__Passage provided__
▼

Well, I survived the talk at The Collection and was pleased to see such a large audience! I had just started to talk to those who were there when about 50 more people rushed in. The seats were quickly filled and loads of stools came out. It must have been a squash at the back!
I’m afraid that being an inexperienced speaker led me to go over time and Dawn had to speed up her talk to finish by 3.00pm. The students dissappeared as fast as they had arrived but it was nice to see so many.
Also, great to get positive feedback. One couple said they were going to walk in my steps and visit the locations, which was marvellous. We all need reasons to walk and interesting things to look out for. The Charles Norman Collection is full of ideas for places to visit.
I learnt that the artist Jockey Hill was called so because he rode a pony to his destination, which then found it’s own way home. He did incredible painting for a man who had lost three of his fingers!
I’ve become very fond of Lincoln, the hill and the people there. I’ll be visiting at least one more time before Place Setting is taken down on the 30th November. I’ve greatly enjoyed this residency and I hope you have enjoyed reading about it.
The Lincoln residency will still feature from time to time in my new blog, the University of Nottingham Fine Art Department residency.
I’m getting close to the end of the residency and I’m preparing my talk and re-living it all and realising what a fantastic time I’ve had. It’s given me many new perspectives on life and ideas for making art.
Getting ready for the talk tomorrow is another first. I’ve never spoken formally in public before since graduating, but I am looking forward to it. It will be the start of a few talks. I’ll be speaking at the Synapse Symposium in Leicester in November and also at one of the Seminars at the University of Nottingham.
My mentor, Ang Bartram from the University of Lincoln passed on some really useful information at our first meeting last July. When I mentioned I’d never blogged before she said that the blog would be useful to feed into the talk at The Collection. Also that I would need 2,500 words for a 20 minute presentation and that would feed into the bigger talk at the Symposium. What I didn’t know at the time was that the talk is also being filmed. So if I stumble over my words or lose the plot it will be recorded for posterity.
Somehow, I’ve managed to add more pressure on myself in the run-up to the Deda exhibition. The curation was tricky and we found ourselves with nothing to put on the stairs that didn’t need drilling. I volunteered to make some hangings out of unravelled jumpers from the charity shops of Derby to fill the space. I’m working on them but they’re time-consuming. The deadline is next week. I know I’ll be working the night shift to get them done.
We had a difficult choice to make about the P.V. Did we want it on Halloween night or 2nd November, which is close to Bonfire night! Saturday 2nd November 6-8pm won and that’s when we are hoping to fill the place with our guests. It’s exciting because we are all showing new work and it’s our first time in Derby.
If I survive tomorrow I will be writing my final Lincoln blog and starting the University of Nottingham residency blog.
The Frequency Festival starts on the 18th October and that’s when my film will be shown in the Usher Gallery of The Collection, Lincoln. I’m really looking forward to seeing it at last in the gallery. It’s on until the 30th November, so I hope a few people will get to see it. Lincoln is a great place for a day out.
I shall be there next Saturday to see Chris Watson, Hildur Gudnadottir and Anna Von Hauswolff at Lincoln Cathedral. The last time I saw Anna Von Hauswolff she was eating a massive English breakfast in a cafe in Halifax. We’d seen her performing the night before in Halifax Minster and she is good. It’s nice to see so many churches, chapels and cathedrals used for visual art and music.

▲

__Record list__

▼

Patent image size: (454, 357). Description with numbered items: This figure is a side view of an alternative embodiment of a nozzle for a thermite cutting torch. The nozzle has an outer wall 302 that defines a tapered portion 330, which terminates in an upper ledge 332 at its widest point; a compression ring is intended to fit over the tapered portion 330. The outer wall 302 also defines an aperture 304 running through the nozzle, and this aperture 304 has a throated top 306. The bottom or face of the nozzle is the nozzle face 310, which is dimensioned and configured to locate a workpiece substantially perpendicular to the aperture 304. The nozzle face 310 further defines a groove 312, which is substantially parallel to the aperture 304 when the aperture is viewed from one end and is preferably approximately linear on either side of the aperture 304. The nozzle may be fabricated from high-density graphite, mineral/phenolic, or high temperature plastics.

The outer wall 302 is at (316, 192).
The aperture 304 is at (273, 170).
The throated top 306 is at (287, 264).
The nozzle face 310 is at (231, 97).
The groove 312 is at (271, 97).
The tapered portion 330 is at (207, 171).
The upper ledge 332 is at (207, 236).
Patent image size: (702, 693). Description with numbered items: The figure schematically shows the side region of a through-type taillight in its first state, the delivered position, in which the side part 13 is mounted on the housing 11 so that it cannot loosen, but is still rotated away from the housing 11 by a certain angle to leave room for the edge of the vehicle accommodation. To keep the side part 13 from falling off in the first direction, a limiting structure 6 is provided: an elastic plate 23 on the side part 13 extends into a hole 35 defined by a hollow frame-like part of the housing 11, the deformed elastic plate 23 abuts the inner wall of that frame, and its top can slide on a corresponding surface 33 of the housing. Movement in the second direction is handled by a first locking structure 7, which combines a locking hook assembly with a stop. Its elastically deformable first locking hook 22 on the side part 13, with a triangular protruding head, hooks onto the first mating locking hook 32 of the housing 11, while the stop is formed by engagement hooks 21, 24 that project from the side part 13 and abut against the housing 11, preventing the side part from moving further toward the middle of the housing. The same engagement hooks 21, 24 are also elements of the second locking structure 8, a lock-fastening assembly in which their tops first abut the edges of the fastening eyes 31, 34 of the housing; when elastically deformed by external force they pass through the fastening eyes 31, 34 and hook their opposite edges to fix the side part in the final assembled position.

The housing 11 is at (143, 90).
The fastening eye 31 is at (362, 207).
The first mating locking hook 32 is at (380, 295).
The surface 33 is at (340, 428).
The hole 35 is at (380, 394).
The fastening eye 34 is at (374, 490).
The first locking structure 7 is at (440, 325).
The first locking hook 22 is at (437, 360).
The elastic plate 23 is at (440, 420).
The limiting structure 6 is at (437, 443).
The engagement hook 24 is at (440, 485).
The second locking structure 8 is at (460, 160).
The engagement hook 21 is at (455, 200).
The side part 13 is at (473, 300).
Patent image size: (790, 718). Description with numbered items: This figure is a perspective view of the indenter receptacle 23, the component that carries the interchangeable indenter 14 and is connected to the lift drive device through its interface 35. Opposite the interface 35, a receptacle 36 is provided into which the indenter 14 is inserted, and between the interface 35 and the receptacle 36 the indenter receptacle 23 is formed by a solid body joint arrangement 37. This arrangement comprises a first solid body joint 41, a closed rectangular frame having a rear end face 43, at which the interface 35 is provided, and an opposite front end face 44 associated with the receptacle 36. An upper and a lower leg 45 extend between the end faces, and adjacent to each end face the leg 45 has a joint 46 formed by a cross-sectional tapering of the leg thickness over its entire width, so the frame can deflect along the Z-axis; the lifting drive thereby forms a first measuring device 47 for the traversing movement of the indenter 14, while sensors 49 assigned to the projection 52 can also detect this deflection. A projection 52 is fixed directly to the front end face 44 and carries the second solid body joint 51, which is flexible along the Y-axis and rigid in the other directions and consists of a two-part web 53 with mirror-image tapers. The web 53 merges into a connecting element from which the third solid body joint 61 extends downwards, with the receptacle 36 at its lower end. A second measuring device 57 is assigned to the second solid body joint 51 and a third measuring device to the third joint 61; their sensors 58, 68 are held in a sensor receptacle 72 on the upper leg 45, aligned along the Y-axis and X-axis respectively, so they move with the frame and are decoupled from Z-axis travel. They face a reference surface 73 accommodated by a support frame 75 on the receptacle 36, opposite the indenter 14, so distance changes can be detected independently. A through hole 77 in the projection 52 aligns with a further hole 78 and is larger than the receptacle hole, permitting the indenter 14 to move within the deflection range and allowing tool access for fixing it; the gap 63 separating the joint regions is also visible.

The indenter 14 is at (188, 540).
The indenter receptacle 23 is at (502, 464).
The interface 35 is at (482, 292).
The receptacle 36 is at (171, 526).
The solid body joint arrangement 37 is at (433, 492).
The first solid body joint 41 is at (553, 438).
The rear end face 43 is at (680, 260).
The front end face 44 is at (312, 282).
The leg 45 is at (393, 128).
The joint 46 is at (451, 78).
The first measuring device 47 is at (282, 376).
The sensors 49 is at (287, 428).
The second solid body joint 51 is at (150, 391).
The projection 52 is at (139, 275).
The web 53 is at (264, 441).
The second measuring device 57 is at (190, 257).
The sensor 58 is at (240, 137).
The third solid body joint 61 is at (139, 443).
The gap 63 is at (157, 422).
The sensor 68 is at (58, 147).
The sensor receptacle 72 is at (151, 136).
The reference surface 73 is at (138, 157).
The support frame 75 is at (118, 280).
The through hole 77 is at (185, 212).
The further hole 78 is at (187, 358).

▲

__What to work on__
Pick up the Lincoln residency blog after its last sentence and keep writing in the same voice. The records were taken from a different source than the text.

__Expected output__
I’ll also be back in Lincoln on the 23rd October at 2pm, to give a talk about making Place Setting. Dawn Heywood will also be talking about the Charles Norman Collection.
In the meantime the curation of Socket at Deda in Derby has begun. It’s my job to fit about 60 pieces of art into the space. Plan A had to be re-thought as it involved drilling too many holes in one wall. Having fallen out with that wall, I’m on Plan B. When I visit the space on Monday it may be Plan C. It’s the first time Socket have all worked towards the same theme, which is ‘Stream’. Time will tell if this is a successful way for us to work together but I can say that everyone has shown great enthusiasm by giving me so much work. The plan on paper is scaled down drawings of the walls with small prints of art stuck on them. The plan in my head is of each artist standing proudly by their wall. This seems to have turned into a giant merry-go-round as I change my mind about the best place for each artists work. The end is in sight though and it will all be installed by the 29th October.
I’ve had a week of minor worries, but after a sunny weekend I’ve put it all behind me.
Before I started at Lincoln I worried about my proposal. What if it’s a dull, wet summer and I can’t take the photographs? Well that one was unfounded. It was the best summer we’ve had for many years. I then worried about how to make this conceptual idea look like my work. I got around this one by photographing the things that interested me in the same area and separating them from the main images which are postcards of the locations.
As the deadline approaches the worries have been coming thick and fast. Is the quality OK? Have I lost data on my Jpegs? Do they need replacing? Which are the best DVD’s to burn onto? Why am I losing the top and bottom of my picture on the TV? Do I need to customise the aspect ratio? My fingers are crossed that I’ve got around these concerns.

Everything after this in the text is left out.